## Extracted entries
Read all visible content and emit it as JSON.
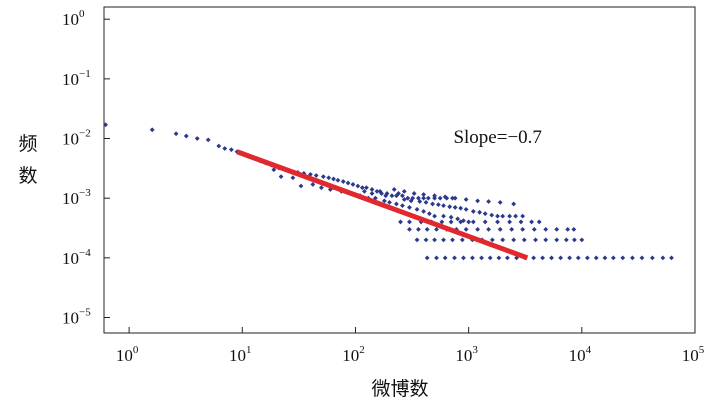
{
  "chart_data": {
    "type": "scatter",
    "title": "",
    "xlabel": "微博数",
    "ylabel": "频数",
    "x_scale": "log",
    "y_scale": "log",
    "xlim": [
      0.6,
      100000
    ],
    "ylim": [
      5.5e-06,
      1.6
    ],
    "grid": false,
    "legend": "none",
    "x_ticks": [
      {
        "value": 1,
        "base": "10",
        "exp": "0"
      },
      {
        "value": 10,
        "base": "10",
        "exp": "1"
      },
      {
        "value": 100,
        "base": "10",
        "exp": "2"
      },
      {
        "value": 1000,
        "base": "10",
        "exp": "3"
      },
      {
        "value": 10000,
        "base": "10",
        "exp": "4"
      },
      {
        "value": 100000,
        "base": "10",
        "exp": "5"
      }
    ],
    "y_ticks": [
      {
        "value": 1,
        "base": "10",
        "exp": "0"
      },
      {
        "value": 0.1,
        "base": "10",
        "exp": "−1"
      },
      {
        "value": 0.01,
        "base": "10",
        "exp": "−2"
      },
      {
        "value": 0.001,
        "base": "10",
        "exp": "−3"
      },
      {
        "value": 0.0001,
        "base": "10",
        "exp": "−4"
      },
      {
        "value": 1e-05,
        "base": "10",
        "exp": "−5"
      }
    ],
    "series": [
      {
        "kind": "points",
        "color": "#2b3a8c",
        "points": [
          [
            0.62,
            0.017
          ],
          [
            1.6,
            0.014
          ],
          [
            2.6,
            0.012
          ],
          [
            3.2,
            0.011
          ],
          [
            4.0,
            0.01
          ],
          [
            5.0,
            0.0095
          ],
          [
            6.2,
            0.0075
          ],
          [
            7.0,
            0.0068
          ],
          [
            8.0,
            0.0065
          ],
          [
            9.0,
            0.006
          ],
          [
            10.2,
            0.0056
          ],
          [
            11.5,
            0.005
          ],
          [
            13.0,
            0.0046
          ],
          [
            14.5,
            0.0042
          ],
          [
            16.0,
            0.0039
          ],
          [
            18.0,
            0.0036
          ],
          [
            19.0,
            0.003
          ],
          [
            21.0,
            0.0032
          ],
          [
            24.0,
            0.003
          ],
          [
            27.0,
            0.0028
          ],
          [
            31.0,
            0.0027
          ],
          [
            35.0,
            0.0026
          ],
          [
            40.0,
            0.0025
          ],
          [
            45.0,
            0.0024
          ],
          [
            52.0,
            0.0023
          ],
          [
            58.0,
            0.0022
          ],
          [
            64.0,
            0.0021
          ],
          [
            70.0,
            0.002
          ],
          [
            78.0,
            0.0019
          ],
          [
            86.0,
            0.0018
          ],
          [
            95.0,
            0.0017
          ],
          [
            105.0,
            0.0016
          ],
          [
            115.0,
            0.0015
          ],
          [
            125.0,
            0.0015
          ],
          [
            140.0,
            0.0014
          ],
          [
            155.0,
            0.0013
          ],
          [
            170.0,
            0.0012
          ],
          [
            190.0,
            0.0012
          ],
          [
            210.0,
            0.0011
          ],
          [
            230.0,
            0.0011
          ],
          [
            260.0,
            0.0011
          ],
          [
            290.0,
            0.001
          ],
          [
            320.0,
            0.001
          ],
          [
            360.0,
            0.001
          ],
          [
            400.0,
            0.001
          ],
          [
            440.0,
            0.001
          ],
          [
            500.0,
            0.001
          ],
          [
            560.0,
            0.001
          ],
          [
            640.0,
            0.001
          ],
          [
            720.0,
            0.001
          ],
          [
            22.0,
            0.0023
          ],
          [
            28.0,
            0.0022
          ],
          [
            33.0,
            0.0016
          ],
          [
            42.0,
            0.0017
          ],
          [
            50.0,
            0.0015
          ],
          [
            60.0,
            0.0014
          ],
          [
            75.0,
            0.0013
          ],
          [
            90.0,
            0.0012
          ],
          [
            110.0,
            0.0011
          ],
          [
            130.0,
            0.001
          ],
          [
            150.0,
            0.001
          ],
          [
            180.0,
            0.0009
          ],
          [
            200.0,
            0.00085
          ],
          [
            230.0,
            0.0008
          ],
          [
            260.0,
            0.00075
          ],
          [
            300.0,
            0.0007
          ],
          [
            350.0,
            0.00065
          ],
          [
            400.0,
            0.0006
          ],
          [
            450.0,
            0.00055
          ],
          [
            500.0,
            0.0005
          ],
          [
            120.0,
            0.0013
          ],
          [
            140.0,
            0.0012
          ],
          [
            165.0,
            0.0013
          ],
          [
            185.0,
            0.0011
          ],
          [
            240.0,
            0.0012
          ],
          [
            270.0,
            0.00095
          ],
          [
            310.0,
            0.0009
          ],
          [
            370.0,
            0.00088
          ],
          [
            420.0,
            0.00085
          ],
          [
            480.0,
            0.0008
          ],
          [
            540.0,
            0.00078
          ],
          [
            600.0,
            0.00075
          ],
          [
            680.0,
            0.00072
          ],
          [
            760.0,
            0.0007
          ],
          [
            850.0,
            0.00068
          ],
          [
            950.0,
            0.00065
          ],
          [
            1100.0,
            0.0006
          ],
          [
            1250.0,
            0.00058
          ],
          [
            1400.0,
            0.00055
          ],
          [
            1600.0,
            0.00052
          ],
          [
            1800.0,
            0.0005
          ],
          [
            2000.0,
            0.0005
          ],
          [
            2300.0,
            0.0005
          ],
          [
            2600.0,
            0.0005
          ],
          [
            3000.0,
            0.0005
          ],
          [
            600.0,
            0.0005
          ],
          [
            700.0,
            0.00048
          ],
          [
            800.0,
            0.00045
          ],
          [
            900.0,
            0.00042
          ],
          [
            1000.0,
            0.0004
          ],
          [
            250.0,
            0.0004
          ],
          [
            300.0,
            0.0004
          ],
          [
            380.0,
            0.0004
          ],
          [
            470.0,
            0.0004
          ],
          [
            580.0,
            0.0004
          ],
          [
            700.0,
            0.0004
          ],
          [
            850.0,
            0.0004
          ],
          [
            1100.0,
            0.0004
          ],
          [
            1400.0,
            0.0004
          ],
          [
            1800.0,
            0.0004
          ],
          [
            2300.0,
            0.0004
          ],
          [
            2900.0,
            0.0004
          ],
          [
            3600.0,
            0.0004
          ],
          [
            4200.0,
            0.0004
          ],
          [
            300.0,
            0.0003
          ],
          [
            360.0,
            0.0003
          ],
          [
            430.0,
            0.0003
          ],
          [
            520.0,
            0.0003
          ],
          [
            640.0,
            0.0003
          ],
          [
            780.0,
            0.0003
          ],
          [
            950.0,
            0.0003
          ],
          [
            1200.0,
            0.0003
          ],
          [
            1500.0,
            0.0003
          ],
          [
            1900.0,
            0.0003
          ],
          [
            2400.0,
            0.0003
          ],
          [
            3000.0,
            0.0003
          ],
          [
            3800.0,
            0.0003
          ],
          [
            4800.0,
            0.0003
          ],
          [
            6000.0,
            0.0003
          ],
          [
            7500.0,
            0.0003
          ],
          [
            8500.0,
            0.0003
          ],
          [
            350.0,
            0.0002
          ],
          [
            420.0,
            0.0002
          ],
          [
            500.0,
            0.0002
          ],
          [
            600.0,
            0.0002
          ],
          [
            720.0,
            0.0002
          ],
          [
            880.0,
            0.0002
          ],
          [
            1080.0,
            0.0002
          ],
          [
            1320.0,
            0.0002
          ],
          [
            1620.0,
            0.0002
          ],
          [
            2000.0,
            0.0002
          ],
          [
            2500.0,
            0.0002
          ],
          [
            3100.0,
            0.0002
          ],
          [
            3900.0,
            0.0002
          ],
          [
            4800.0,
            0.0002
          ],
          [
            6000.0,
            0.0002
          ],
          [
            7300.0,
            0.0002
          ],
          [
            8600.0,
            0.0002
          ],
          [
            10000.0,
            0.0002
          ],
          [
            430.0,
            0.0001
          ],
          [
            520.0,
            0.0001
          ],
          [
            620.0,
            0.0001
          ],
          [
            750.0,
            0.0001
          ],
          [
            900.0,
            0.0001
          ],
          [
            1080.0,
            0.0001
          ],
          [
            1300.0,
            0.0001
          ],
          [
            1550.0,
            0.0001
          ],
          [
            1850.0,
            0.0001
          ],
          [
            2200.0,
            0.0001
          ],
          [
            2650.0,
            0.0001
          ],
          [
            3150.0,
            0.0001
          ],
          [
            3750.0,
            0.0001
          ],
          [
            4500.0,
            0.0001
          ],
          [
            5400.0,
            0.0001
          ],
          [
            6500.0,
            0.0001
          ],
          [
            7800.0,
            0.0001
          ],
          [
            9300.0,
            0.0001
          ],
          [
            11200.0,
            0.0001
          ],
          [
            13400.0,
            0.0001
          ],
          [
            16000.0,
            0.0001
          ],
          [
            19000.0,
            0.0001
          ],
          [
            23000.0,
            0.0001
          ],
          [
            28000.0,
            0.0001
          ],
          [
            34000.0,
            0.0001
          ],
          [
            42000.0,
            0.0001
          ],
          [
            52000.0,
            0.0001
          ],
          [
            62000.0,
            0.0001
          ],
          [
            220.0,
            0.0014
          ],
          [
            270.0,
            0.0013
          ],
          [
            330.0,
            0.0012
          ],
          [
            400.0,
            0.00115
          ],
          [
            500.0,
            0.0011
          ],
          [
            620.0,
            0.00105
          ],
          [
            760.0,
            0.001
          ],
          [
            950.0,
            0.00095
          ],
          [
            1200.0,
            0.0009
          ],
          [
            1500.0,
            0.00088
          ],
          [
            1900.0,
            0.00085
          ],
          [
            2500.0,
            0.0008
          ]
        ]
      },
      {
        "kind": "fit-line",
        "color": "#e0282e",
        "x": [
          9.0,
          3300.0
        ],
        "y": [
          0.006,
          0.0001
        ]
      }
    ],
    "annotations": [
      {
        "text": "Slope=−0.7",
        "x": 300,
        "y": 0.0105
      }
    ]
  }
}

## Exercise
Every line that holds the string "value" should be returned.

## Reply
        "value": 1,
        "value": 10,
        "value": 100,
        "value": 1000,
        "value": 10000,
        "value": 100000,
        "value": 1,
        "value": 0.1,
        "value": 0.01,
        "value": 0.001,
        "value": 0.0001,
        "value": 1e-05,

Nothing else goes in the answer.